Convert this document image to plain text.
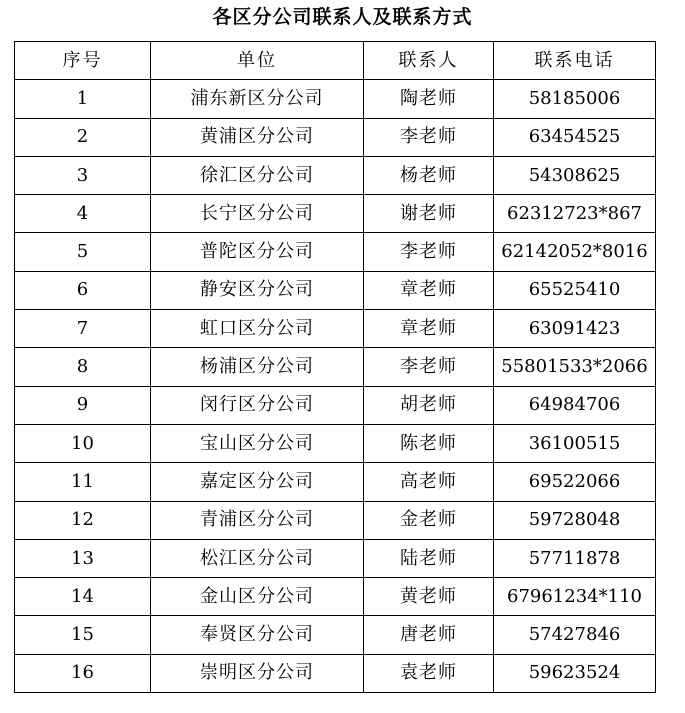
各区分公司联系人及联系方式
序号	单位	联系人	联系电话
1	浦东新区分公司	陶老师	58185006
2	黄浦区分公司	李老师	63454525
3	徐汇区分公司	杨老师	54308625
4	长宁区分公司	谢老师	62312723*867
5	普陀区分公司	李老师	62142052*8016
6	静安区分公司	章老师	65525410
7	虹口区分公司	章老师	63091423
8	杨浦区分公司	李老师	55801533*2066
9	闵行区分公司	胡老师	64984706
10	宝山区分公司	陈老师	36100515
11	嘉定区分公司	高老师	69522066
12	青浦区分公司	金老师	59728048
13	松江区分公司	陆老师	57711878
14	金山区分公司	黄老师	67961234*110
15	奉贤区分公司	唐老师	57427846
16	崇明区分公司	袁老师	59623524
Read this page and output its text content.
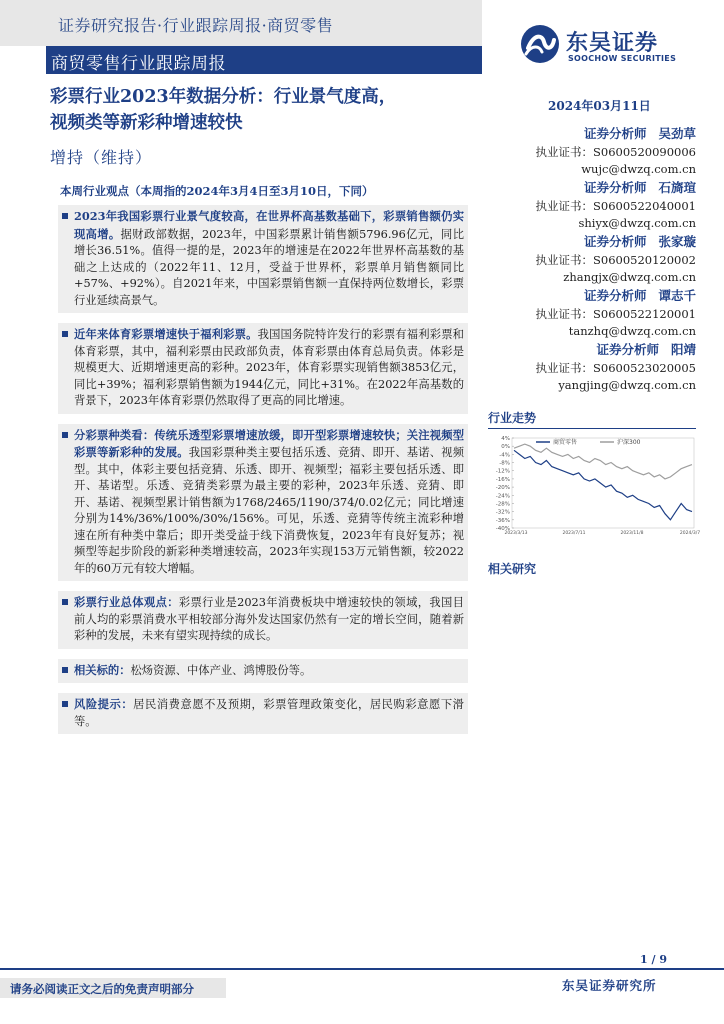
证券研究报告·行业跟踪周报·商贸零售
商贸零售行业跟踪周报
东吴证券
SOOCHOW SECURITIES
彩票行业2023年数据分析：行业景气度高，
视频类等新彩种增速较快
增持（维持）
2024年03月11日
证券分析师 吴劲草
执业证书：S0600520090006
wujc@dwzq.com.cn
证券分析师 石旖瑄
执业证书：S0600522040001
shiyx@dwzq.com.cn
证券分析师 张家璇
执业证书：S0600520120002
zhangjx@dwzq.com.cn
证券分析师 谭志千
执业证书：S0600522120001
tanzhq@dwzq.com.cn
证券分析师 阳靖
执业证书：S0600523020005
yangjing@dwzq.com.cn
本周行业观点（本周指的2024年3月4日至3月10日，下同）
2023年我国彩票行业景气度较高，在世界杯高基数基础下，彩票销售额仍实现高增。据财政部数据，2023年，中国彩票累计销售额5796.96亿元，同比增长36.51%。值得一提的是，2023年的增速是在2022年世界杯高基数的基础之上达成的（2022年11、12月，受益于世界杯，彩票单月销售额同比+57%、+92%）。自2021年来，中国彩票销售额一直保持两位数增长，彩票行业延续高景气。
近年来体育彩票增速快于福利彩票。我国国务院特许发行的彩票有福利彩票和体育彩票，其中，福利彩票由民政部负责，体育彩票由体育总局负责。体彩是规模更大、近期增速更高的彩种。2023年，体育彩票实现销售额3853亿元，同比+39%；福利彩票销售额为1944亿元，同比+31%。在2022年高基数的背景下，2023年体育彩票仍然取得了更高的同比增速。
分彩票种类看：传统乐透型彩票增速放缓，即开型彩票增速较快；关注视频型彩票等新彩种的发展。我国彩票种类主要包括乐透、竞猜、即开、基诺、视频型。其中，体彩主要包括竞猜、乐透、即开、视频型；福彩主要包括乐透、即开、基诺型。乐透、竞猜类彩票为最主要的彩种，2023年乐透、竞猜、即开、基诺、视频型累计销售额为1768/2465/1190/374/0.02亿元；同比增速分别为14%/36%/100%/30%/156%。可见，乐透、竞猜等传统主流彩种增速在所有种类中靠后；即开类受益于线下消费恢复，2023年有良好复苏；视频型等起步阶段的新彩种类增速较高，2023年实现153万元销售额，较2022年的60万元有较大增幅。
彩票行业总体观点：彩票行业是2023年消费板块中增速较快的领域，我国目前人均的彩票消费水平相较部分海外发达国家仍然有一定的增长空间，随着新彩种的发展，未来有望实现持续的成长。
相关标的：松炀资源、中体产业、鸿博股份等。
风险提示：居民消费意愿不及预期，彩票管理政策变化，居民购彩意愿下滑等。
行业走势
4%
0%
-4%
-8%
-12%
-16%
-20%
-24%
-28%
-32%
-36%
-40%
2023/3/13	2023/7/11	2023/11/8	2024/3/7
商贸零售	沪深300
相关研究
1 / 9
请务必阅读正文之后的免责声明部分	东吴证券研究所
──────
**Description of the task**
Produce an exact copy of each line of data, skipping embedded images.

**Expected answer**
Convert this document image to plain text.
各区分公司联系人及联系方式
序号	单位	联系人	联系电话
1	浦东新区分公司	陶老师	58185006
2	黄浦区分公司	李老师	63454525
3	徐汇区分公司	杨老师	54308625
4	长宁区分公司	谢老师	62312723*867
5	普陀区分公司	李老师	62142052*8016
6	静安区分公司	章老师	65525410
7	虹口区分公司	章老师	63091423
8	杨浦区分公司	李老师	55801533*2066
9	闵行区分公司	胡老师	64984706
10	宝山区分公司	陈老师	36100515
11	嘉定区分公司	高老师	69522066
12	青浦区分公司	金老师	59728048
13	松江区分公司	陆老师	57711878
14	金山区分公司	黄老师	67961234*110
15	奉贤区分公司	唐老师	57427846
16	崇明区分公司	袁老师	59623524
Read this page and output its text content.
证券研究报告·行业跟踪周报·商贸零售
商贸零售行业跟踪周报
东吴证券
SOOCHOW SECURITIES
彩票行业2023年数据分析：行业景气度高，
视频类等新彩种增速较快
增持（维持）
2024年03月11日
证券分析师 吴劲草
执业证书：S0600520090006
wujc@dwzq.com.cn
证券分析师 石旖瑄
执业证书：S0600522040001
shiyx@dwzq.com.cn
证券分析师 张家璇
执业证书：S0600520120002
zhangjx@dwzq.com.cn
证券分析师 谭志千
执业证书：S0600522120001
tanzhq@dwzq.com.cn
证券分析师 阳靖
执业证书：S0600523020005
yangjing@dwzq.com.cn
本周行业观点（本周指的2024年3月4日至3月10日，下同）
2023年我国彩票行业景气度较高，在世界杯高基数基础下，彩票销售额仍实现高增。据财政部数据，2023年，中国彩票累计销售额5796.96亿元，同比增长36.51%。值得一提的是，2023年的增速是在2022年世界杯高基数的基础之上达成的（2022年11、12月，受益于世界杯，彩票单月销售额同比+57%、+92%）。自2021年来，中国彩票销售额一直保持两位数增长，彩票行业延续高景气。
近年来体育彩票增速快于福利彩票。我国国务院特许发行的彩票有福利彩票和体育彩票，其中，福利彩票由民政部负责，体育彩票由体育总局负责。体彩是规模更大、近期增速更高的彩种。2023年，体育彩票实现销售额3853亿元，同比+39%；福利彩票销售额为1944亿元，同比+31%。在2022年高基数的背景下，2023年体育彩票仍然取得了更高的同比增速。
分彩票种类看：传统乐透型彩票增速放缓，即开型彩票增速较快；关注视频型彩票等新彩种的发展。我国彩票种类主要包括乐透、竞猜、即开、基诺、视频型。其中，体彩主要包括竞猜、乐透、即开、视频型；福彩主要包括乐透、即开、基诺型。乐透、竞猜类彩票为最主要的彩种，2023年乐透、竞猜、即开、基诺、视频型累计销售额为1768/2465/1190/374/0.02亿元；同比增速分别为14%/36%/100%/30%/156%。可见，乐透、竞猜等传统主流彩种增速在所有种类中靠后；即开类受益于线下消费恢复，2023年有良好复苏；视频型等起步阶段的新彩种类增速较高，2023年实现153万元销售额，较2022年的60万元有较大增幅。
彩票行业总体观点：彩票行业是2023年消费板块中增速较快的领域，我国目前人均的彩票消费水平相较部分海外发达国家仍然有一定的增长空间，随着新彩种的发展，未来有望实现持续的成长。
相关标的：松炀资源、中体产业、鸿博股份等。
风险提示：居民消费意愿不及预期，彩票管理政策变化，居民购彩意愿下滑等。
行业走势
4%
0%
-4%
-8%
-12%
-16%
-20%
-24%
-28%
-32%
-36%
-40%
2023/3/13	2023/7/11	2023/11/8	2024/3/7
商贸零售	沪深300
相关研究
1 / 9
请务必阅读正文之后的免责声明部分	东吴证券研究所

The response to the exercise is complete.